> [OBJECTIVE]: Find each line with the string "числе" and report it.

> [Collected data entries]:
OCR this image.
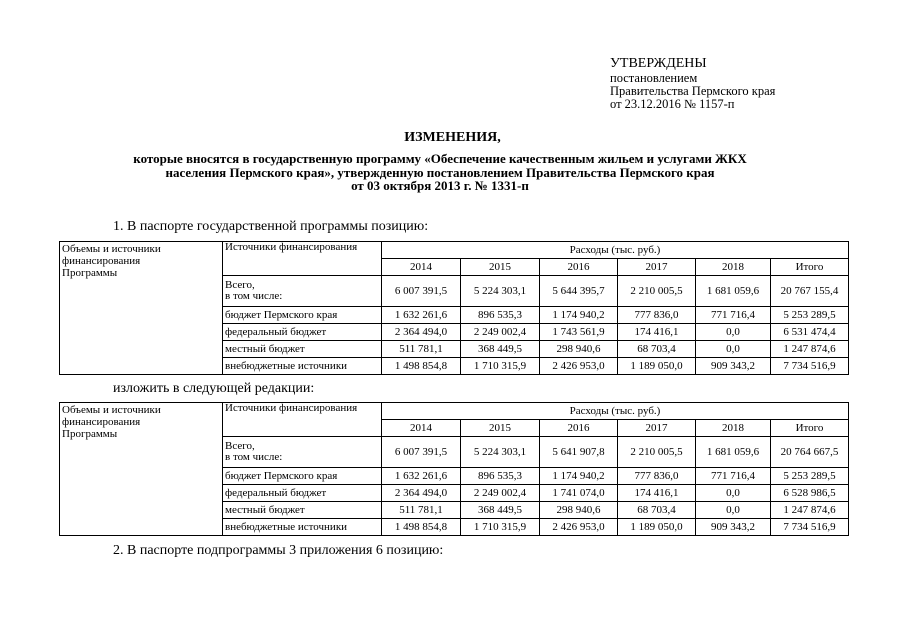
УТВЕРЖДЕНЫ
постановлением
Правительства Пермского края
от 23.12.2016 № 1157-п
ИЗМЕНЕНИЯ,
которые вносятся в государственную программу «Обеспечение качественным жильем и услугами ЖКХ
населения Пермского края», утвержденную постановлением Правительства Пермского края
от 03 октября 2013 г. № 1331-п
1. В паспорте государственной программы позицию:
Объемы и источники
финансирования
Программы	Источники финансирования	Расходы (тыс. руб.)					
		2014	2015	2016	2017	2018	Итого

	Всего,
в том числе:	6 007 391,5	5 224 303,1	5 644 395,7	2 210 005,5	1 681 059,6	20 767 155,4
	бюджет Пермского края	1 632 261,6	896 535,3	1 174 940,2	777 836,0	771 716,4	5 253 289,5
	федеральный бюджет	2 364 494,0	2 249 002,4	1 743 561,9	174 416,1	0,0	6 531 474,4
	местный бюджет	511 781,1	368 449,5	298 940,6	68 703,4	0,0	1 247 874,6
	внебюджетные источники	1 498 854,8	1 710 315,9	2 426 953,0	1 189 050,0	909 343,2	7 734 516,9
изложить в следующей редакции:
Объемы и источники
финансирования
Программы	Источники финансирования	Расходы (тыс. руб.)					
		2014	2015	2016	2017	2018	Итого

	Всего,
в том числе:	6 007 391,5	5 224 303,1	5 641 907,8	2 210 005,5	1 681 059,6	20 764 667,5
	бюджет Пермского края	1 632 261,6	896 535,3	1 174 940,2	777 836,0	771 716,4	5 253 289,5
	федеральный бюджет	2 364 494,0	2 249 002,4	1 741 074,0	174 416,1	0,0	6 528 986,5
	местный бюджет	511 781,1	368 449,5	298 940,6	68 703,4	0,0	1 247 874,6
	внебюджетные источники	1 498 854,8	1 710 315,9	2 426 953,0	1 189 050,0	909 343,2	7 734 516,9
2. В паспорте подпрограммы 3 приложения 6 позицию:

> [EXERCISE ANSWER]:
в том числе:	6 007 391,5	5 224 303,1	5 644 395,7	2 210 005,5	1 681 059,6	20 767 155,4
в том числе:	6 007 391,5	5 224 303,1	5 641 907,8	2 210 005,5	1 681 059,6	20 764 667,5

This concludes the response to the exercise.